Mrs. Cowles herself remains a shadowy figure, at least to the Editor. No biographical details appear online and she gets no entry in the comprehensive University of Oxford American National Biography. In fact, the only volume in the Oxford library system that mentions her name is the first British edition of Five Hundred Recipes, which English law required the publisher to send to the university because, like the United States Library of Congress, it is a statutory copyright library entitled to receive every book published in the United Kingdom.

 

2. A Bostonian…

Nonetheless Mrs. Cowles quite obviously was American, and it is nearly certain that she came from Boston, or at least from Massachusetts. She uses cornbread along with “American” and “York State” [sic] cheese while devoting an entire chapter to nearly four dozen kinds of peanut butter sandwich.

Rows from a dataset
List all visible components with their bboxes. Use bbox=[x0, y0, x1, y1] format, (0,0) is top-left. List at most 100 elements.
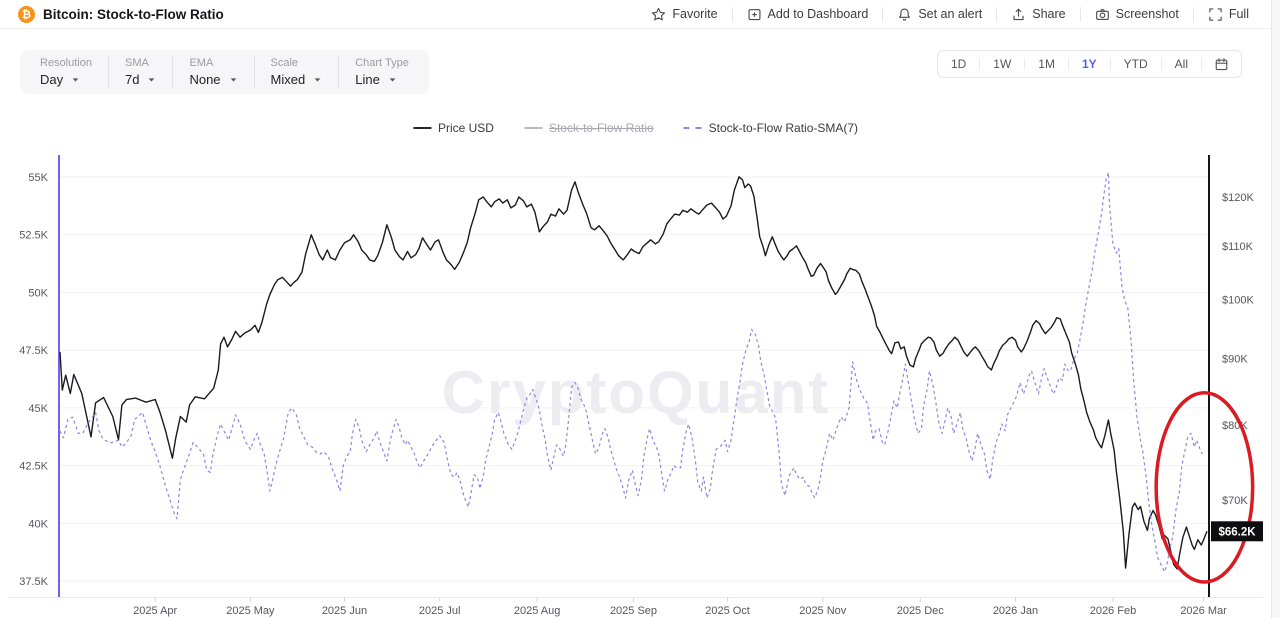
control-sma[interactable]: SMA 7d bbox=[107, 56, 172, 88]
divider bbox=[731, 6, 733, 22]
last-price-label: $66.2K bbox=[1218, 526, 1256, 538]
caret-down-icon bbox=[72, 77, 79, 82]
divider bbox=[1067, 58, 1069, 70]
action-screenshot[interactable]: Screenshot bbox=[1081, 7, 1193, 22]
star-icon bbox=[652, 7, 666, 20]
action-label: Set an alert bbox=[918, 7, 983, 21]
legend-item-stock-to-flow-ratio-sma-7-[interactable]: Stock-to-Flow Ratio-SMA(7) bbox=[683, 121, 859, 135]
left-axis-label: 45K bbox=[28, 403, 48, 415]
control-value: 7d bbox=[125, 72, 156, 87]
control-label: Resolution bbox=[40, 57, 92, 69]
caret-down-icon bbox=[230, 77, 236, 82]
control-value: Day bbox=[40, 72, 92, 87]
divider bbox=[1024, 58, 1026, 70]
divider bbox=[882, 6, 884, 22]
control-resolution[interactable]: Resolution Day bbox=[24, 56, 108, 88]
right-axis-label: $110K bbox=[1222, 241, 1254, 253]
left-axis-label: 42.5K bbox=[19, 461, 48, 473]
range-option-1m[interactable]: 1M bbox=[1038, 57, 1055, 71]
left-axis-label: 40K bbox=[28, 518, 48, 530]
control-ema[interactable]: EMA None bbox=[172, 56, 253, 88]
last-price-badge bbox=[1211, 521, 1263, 542]
bell-icon bbox=[899, 8, 911, 21]
share-icon bbox=[1013, 8, 1024, 20]
price-line bbox=[59, 176, 1208, 570]
right-axis-label: $100K bbox=[1222, 294, 1254, 306]
legend-label: Stock-to-Flow Ratio bbox=[548, 121, 654, 135]
range-selector: 1D 1W 1M 1Y YTD All bbox=[936, 50, 1242, 78]
divider bbox=[1201, 58, 1202, 70]
legend-label: Price USD bbox=[437, 121, 494, 135]
range-option-all[interactable]: All bbox=[1174, 57, 1188, 71]
header-actions: Favorite Add to Dashboard Set an alert Shar… bbox=[637, 6, 1263, 22]
control-value: Mixed bbox=[271, 72, 323, 87]
date-picker-button[interactable] bbox=[1202, 57, 1241, 72]
caret-down-icon bbox=[314, 77, 321, 82]
legend-item-stock-to-flow-ratio[interactable]: Stock-to-Flow Ratio bbox=[523, 121, 654, 135]
legend-item-price-usd[interactable]: Price USD bbox=[412, 121, 494, 135]
x-axis-label: 2025 Oct bbox=[705, 605, 750, 617]
title-group: ₿ Bitcoin: Stock-to-Flow Ratio bbox=[18, 5, 224, 23]
action-full[interactable]: Full bbox=[1194, 7, 1263, 22]
sma-line bbox=[59, 171, 1203, 573]
action-label: Add to Dashboard bbox=[767, 7, 869, 21]
x-axis-label: 2025 Aug bbox=[514, 605, 561, 617]
x-axis-label: 2025 Jul bbox=[419, 605, 461, 617]
control-scale[interactable]: Scale Mixed bbox=[253, 56, 339, 88]
legend-swatch bbox=[412, 127, 431, 129]
x-axis-label: 2026 Jan bbox=[993, 605, 1038, 617]
action-share[interactable]: Share bbox=[997, 7, 1079, 22]
range-option-1y[interactable]: 1Y bbox=[1081, 57, 1097, 71]
control-value: Line bbox=[355, 72, 409, 87]
x-axis-label: 2025 Sep bbox=[610, 605, 657, 617]
toolbar-row: Resolution Day SMA 7d EMA None Scale Mixed Chart… bbox=[0, 29, 1271, 94]
action-set-an-alert[interactable]: Set an alert bbox=[883, 7, 996, 22]
action-label: Share bbox=[1032, 7, 1066, 21]
divider bbox=[1160, 58, 1162, 70]
legend-swatch bbox=[523, 127, 542, 129]
x-axis-label: 2025 Jun bbox=[322, 605, 367, 617]
left-axis-label: 47.5K bbox=[19, 345, 48, 357]
control-label: Scale bbox=[270, 57, 299, 69]
action-label: Favorite bbox=[672, 7, 718, 21]
caret-down-icon bbox=[149, 77, 155, 82]
x-axis-label: 2025 Dec bbox=[897, 605, 945, 617]
range-option-ytd[interactable]: YTD bbox=[1123, 57, 1148, 71]
action-label: Full bbox=[1228, 7, 1249, 21]
bitcoin-icon: ₿ bbox=[18, 5, 35, 23]
calendar-icon bbox=[1215, 57, 1228, 70]
camera-icon bbox=[1095, 8, 1109, 20]
chart-controls: Resolution Day SMA 7d EMA None Scale Mixed Chart… bbox=[20, 50, 429, 94]
divider bbox=[1109, 58, 1111, 70]
divider bbox=[1079, 6, 1081, 22]
x-axis-label: 2026 Feb bbox=[1090, 605, 1136, 617]
dashboard-icon bbox=[748, 8, 761, 20]
action-favorite[interactable]: Favorite bbox=[637, 7, 731, 22]
full-icon bbox=[1209, 7, 1222, 21]
caret-down-icon bbox=[389, 77, 396, 82]
left-axis-label: 52.5K bbox=[19, 230, 48, 242]
page-header: ₿ Bitcoin: Stock-to-Flow Ratio Favorite A… bbox=[0, 0, 1271, 29]
right-axis-label: $90K bbox=[1222, 354, 1248, 366]
left-axis-label: 37.5K bbox=[19, 576, 48, 588]
annotation-ellipse bbox=[1154, 391, 1255, 584]
divider bbox=[979, 58, 981, 70]
x-axis-label: 2025 Apr bbox=[133, 605, 177, 617]
chart-legend: Price USD Stock-to-Flow Ratio Stock-to-Flo… bbox=[412, 121, 859, 135]
action-add-to-dashboard[interactable]: Add to Dashboard bbox=[733, 7, 883, 22]
legend-swatch bbox=[683, 127, 702, 129]
left-axis-label: 50K bbox=[28, 287, 48, 299]
legend-label: Stock-to-Flow Ratio-SMA(7) bbox=[708, 121, 859, 135]
range-option-1d[interactable]: 1D bbox=[950, 57, 967, 71]
range-option-1w[interactable]: 1W bbox=[993, 57, 1012, 71]
control-label: SMA bbox=[124, 57, 149, 69]
right-axis-label: $120K bbox=[1222, 192, 1254, 204]
control-label: Chart Type bbox=[355, 57, 409, 69]
control-value: None bbox=[189, 72, 237, 87]
control-chart-type[interactable]: Chart Type Line bbox=[338, 56, 425, 88]
right-axis-label: $70K bbox=[1222, 495, 1248, 507]
divider bbox=[996, 6, 998, 22]
x-axis-label: 2026 Mar bbox=[1180, 605, 1227, 617]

◆ **REQUIRED WORK**: Please continue the passage about Mrs. Cowles and Five Hundred Recipes, picking up right after its last sentence.

◆ **ANSWER TO THE PROBLEM**:
She intends her ‘Flag Sandwiches I and II’ to resemble the stars and stripes. ‘II’ for example assembles “stripes of egg white chopped fine and pimiento” while using “chopped olives for blue field and bite of egg white for stars.” Mrs. Cowles also includes a “Patriotic Sandwich (For July Fourth).” It requires the reader to place a paste of butter and red pimiento “between thin slices of white bread and tie with a blue ribbon.” (1001 Sandwiches 234, 235)

 

3 …influenced by England.

Not that the English evidence is absent, as we may infer from this patriotic paste. Like Oswell Blakeston, Hilda Leyel, ‘T. Hardy’ and our other English sandwich makers, she uses a lot more pastes and compound butters than most American writers. ‘Sandwich Butters’ are, she notes, “exceptionally dainty for afternoon tea” and sandwiches filled with them need not include anything else. (1001 Sandwiches 116)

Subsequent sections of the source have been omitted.